= Short task =
Work out how many lines include "Codices" and answer with that number only.

● ● ● ● ● ● ●

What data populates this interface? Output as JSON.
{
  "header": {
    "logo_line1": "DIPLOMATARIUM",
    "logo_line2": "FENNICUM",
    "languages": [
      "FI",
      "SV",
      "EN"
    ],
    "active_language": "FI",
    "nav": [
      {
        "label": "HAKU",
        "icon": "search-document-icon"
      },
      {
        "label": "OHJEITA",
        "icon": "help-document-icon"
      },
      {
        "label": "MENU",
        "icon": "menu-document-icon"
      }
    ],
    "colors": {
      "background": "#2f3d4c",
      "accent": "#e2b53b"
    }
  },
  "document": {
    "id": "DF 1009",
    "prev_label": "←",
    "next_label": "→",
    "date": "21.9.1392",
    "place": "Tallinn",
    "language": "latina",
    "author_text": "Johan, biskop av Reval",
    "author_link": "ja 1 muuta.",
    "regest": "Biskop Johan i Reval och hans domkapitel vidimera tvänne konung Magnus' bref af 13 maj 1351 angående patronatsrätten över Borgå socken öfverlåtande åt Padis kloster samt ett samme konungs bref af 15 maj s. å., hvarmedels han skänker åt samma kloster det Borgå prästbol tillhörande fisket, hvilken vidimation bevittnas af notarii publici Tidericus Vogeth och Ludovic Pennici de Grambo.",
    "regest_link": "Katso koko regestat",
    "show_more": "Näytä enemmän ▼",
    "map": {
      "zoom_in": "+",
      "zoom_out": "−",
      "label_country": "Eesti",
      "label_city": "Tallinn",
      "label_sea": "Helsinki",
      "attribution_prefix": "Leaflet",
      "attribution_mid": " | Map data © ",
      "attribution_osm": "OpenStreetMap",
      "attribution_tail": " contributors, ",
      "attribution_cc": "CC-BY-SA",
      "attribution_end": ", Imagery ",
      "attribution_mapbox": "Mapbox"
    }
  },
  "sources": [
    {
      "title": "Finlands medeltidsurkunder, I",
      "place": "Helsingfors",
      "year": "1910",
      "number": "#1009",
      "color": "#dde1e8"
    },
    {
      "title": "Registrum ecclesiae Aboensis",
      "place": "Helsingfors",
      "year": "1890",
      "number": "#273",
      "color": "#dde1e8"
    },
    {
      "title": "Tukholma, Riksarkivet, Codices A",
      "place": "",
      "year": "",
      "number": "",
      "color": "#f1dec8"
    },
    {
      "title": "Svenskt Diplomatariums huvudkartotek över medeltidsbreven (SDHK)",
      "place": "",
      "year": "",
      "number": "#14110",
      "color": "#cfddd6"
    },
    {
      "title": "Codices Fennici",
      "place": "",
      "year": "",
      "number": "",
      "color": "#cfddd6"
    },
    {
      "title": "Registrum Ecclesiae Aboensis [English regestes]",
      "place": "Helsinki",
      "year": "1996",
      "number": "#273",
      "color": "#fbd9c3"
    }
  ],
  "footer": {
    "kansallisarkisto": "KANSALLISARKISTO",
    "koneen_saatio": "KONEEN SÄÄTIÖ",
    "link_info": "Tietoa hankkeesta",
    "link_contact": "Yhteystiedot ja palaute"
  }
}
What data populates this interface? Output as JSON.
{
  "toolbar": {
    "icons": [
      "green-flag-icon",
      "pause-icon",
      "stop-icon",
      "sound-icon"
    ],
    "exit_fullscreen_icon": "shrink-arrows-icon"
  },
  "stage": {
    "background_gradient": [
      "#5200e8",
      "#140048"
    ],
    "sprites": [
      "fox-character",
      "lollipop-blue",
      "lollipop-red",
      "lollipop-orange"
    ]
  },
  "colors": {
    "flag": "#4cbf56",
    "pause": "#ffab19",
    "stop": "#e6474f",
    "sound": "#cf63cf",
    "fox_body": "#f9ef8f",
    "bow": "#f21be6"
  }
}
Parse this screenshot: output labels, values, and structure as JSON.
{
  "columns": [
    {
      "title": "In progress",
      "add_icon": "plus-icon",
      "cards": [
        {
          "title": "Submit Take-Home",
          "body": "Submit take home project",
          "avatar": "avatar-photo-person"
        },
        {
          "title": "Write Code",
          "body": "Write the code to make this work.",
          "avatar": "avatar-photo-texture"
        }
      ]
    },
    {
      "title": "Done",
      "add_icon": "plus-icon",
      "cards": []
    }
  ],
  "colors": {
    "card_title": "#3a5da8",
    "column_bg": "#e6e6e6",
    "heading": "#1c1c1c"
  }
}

● ● ● ● ● ● ●

= Complete response =
2